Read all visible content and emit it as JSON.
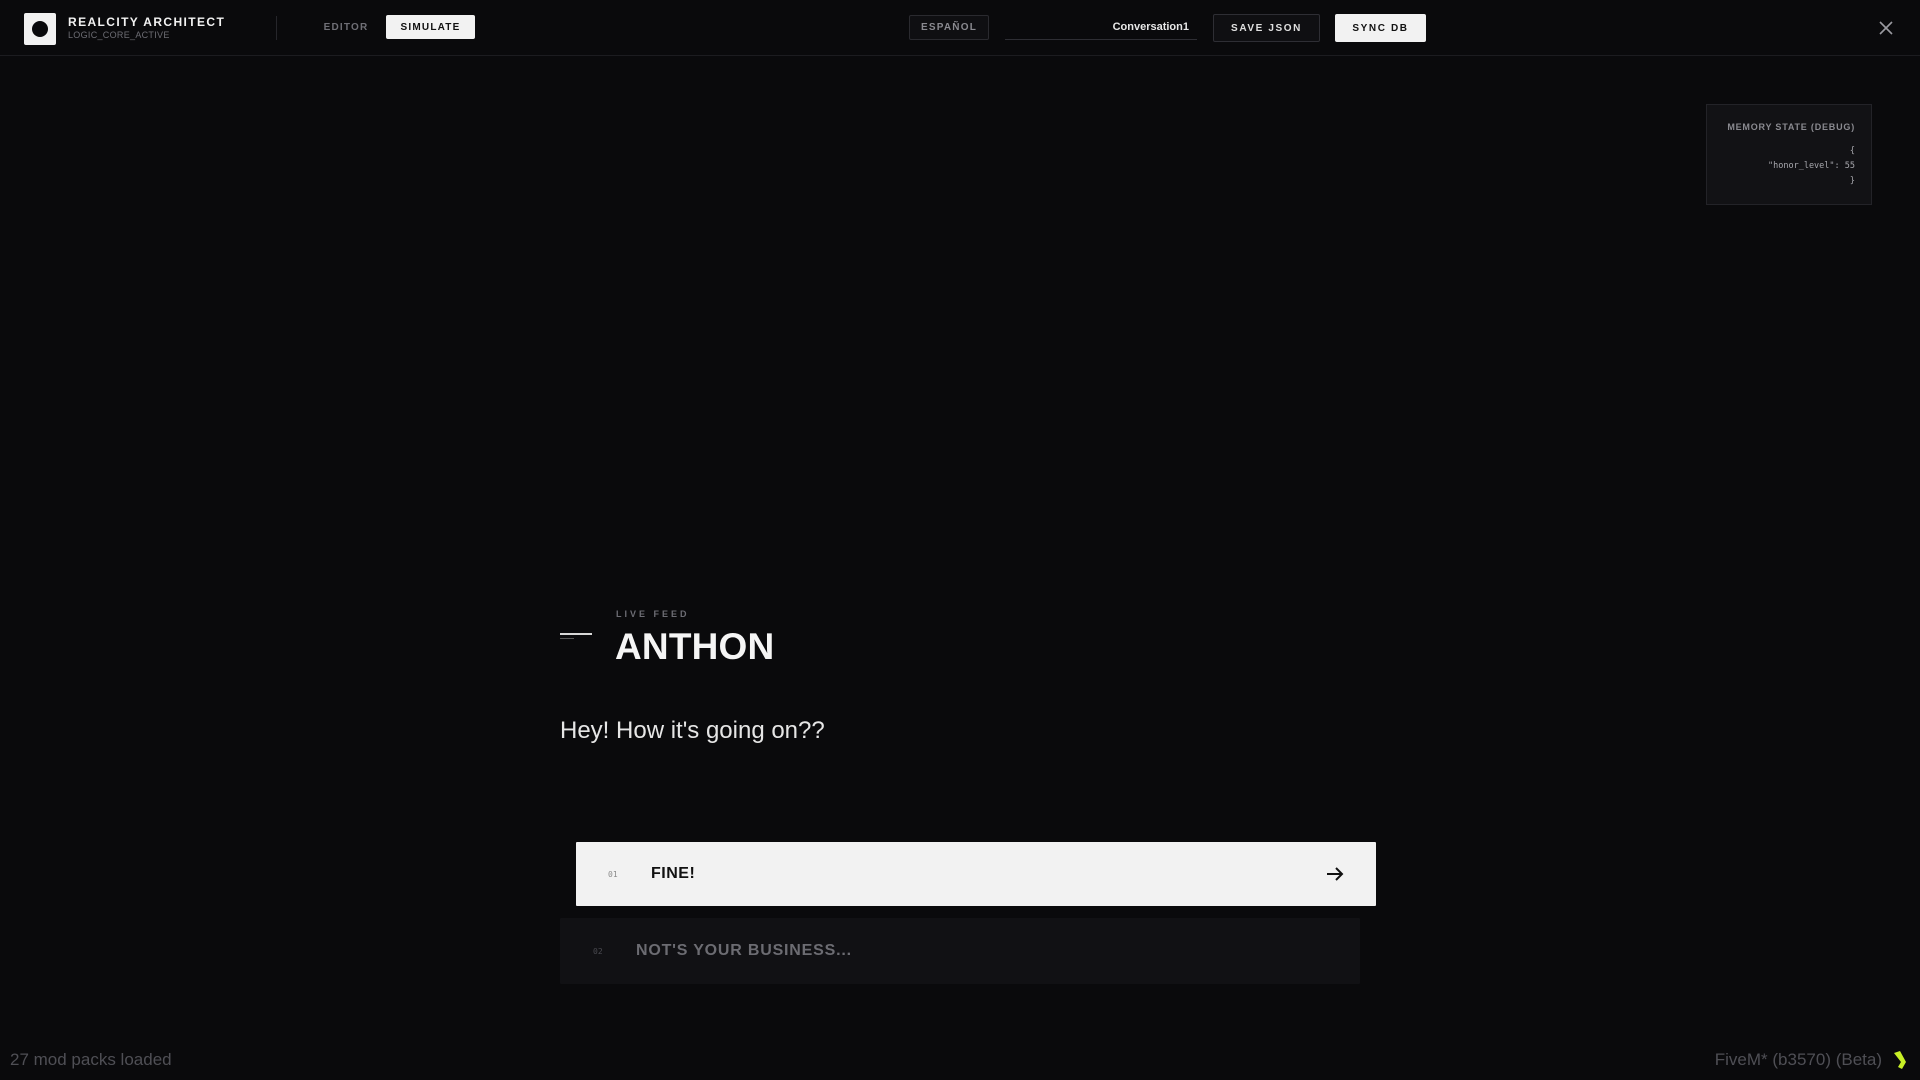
{
  "app": {
    "title": "REALCITY ARCHITECT",
    "subtitle": "LOGIC_CORE_ACTIVE"
  },
  "modes": {
    "editor_label": "EDITOR",
    "simulate_label": "SIMULATE",
    "active": "SIMULATE"
  },
  "toolbar": {
    "language_label": "ESPAÑOL",
    "conversation_value": "Conversation1",
    "save_label": "SAVE JSON",
    "sync_label": "SYNC DB"
  },
  "debug": {
    "title": "MEMORY STATE (DEBUG)",
    "code": "{\n\"honor_level\": 55\n}"
  },
  "feed": {
    "label": "LIVE FEED",
    "speaker": "ANTHON",
    "dialogue": "Hey! How it's going on??"
  },
  "options": [
    {
      "number": "01",
      "label": "FINE!",
      "selected": true
    },
    {
      "number": "02",
      "label": "NOT'S YOUR BUSINESS...",
      "selected": false
    }
  ],
  "footer": {
    "mods_status": "27 mod packs loaded",
    "client_version": "FiveM* (b3570) (Beta)"
  },
  "colors": {
    "background": "#0a0a0c",
    "accent_light": "#f2f2f2",
    "fivem_icon": "#c8f026"
  },
  "icons": [
    "logo-icon",
    "close-icon",
    "arrow-right-icon",
    "fivem-icon"
  ]
}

◆ STATED GOAL ◆
Tell how many lines hold the string "SIMULATE", giving the number and nothing else.

◆ THE COMPLETED TASK ◆
2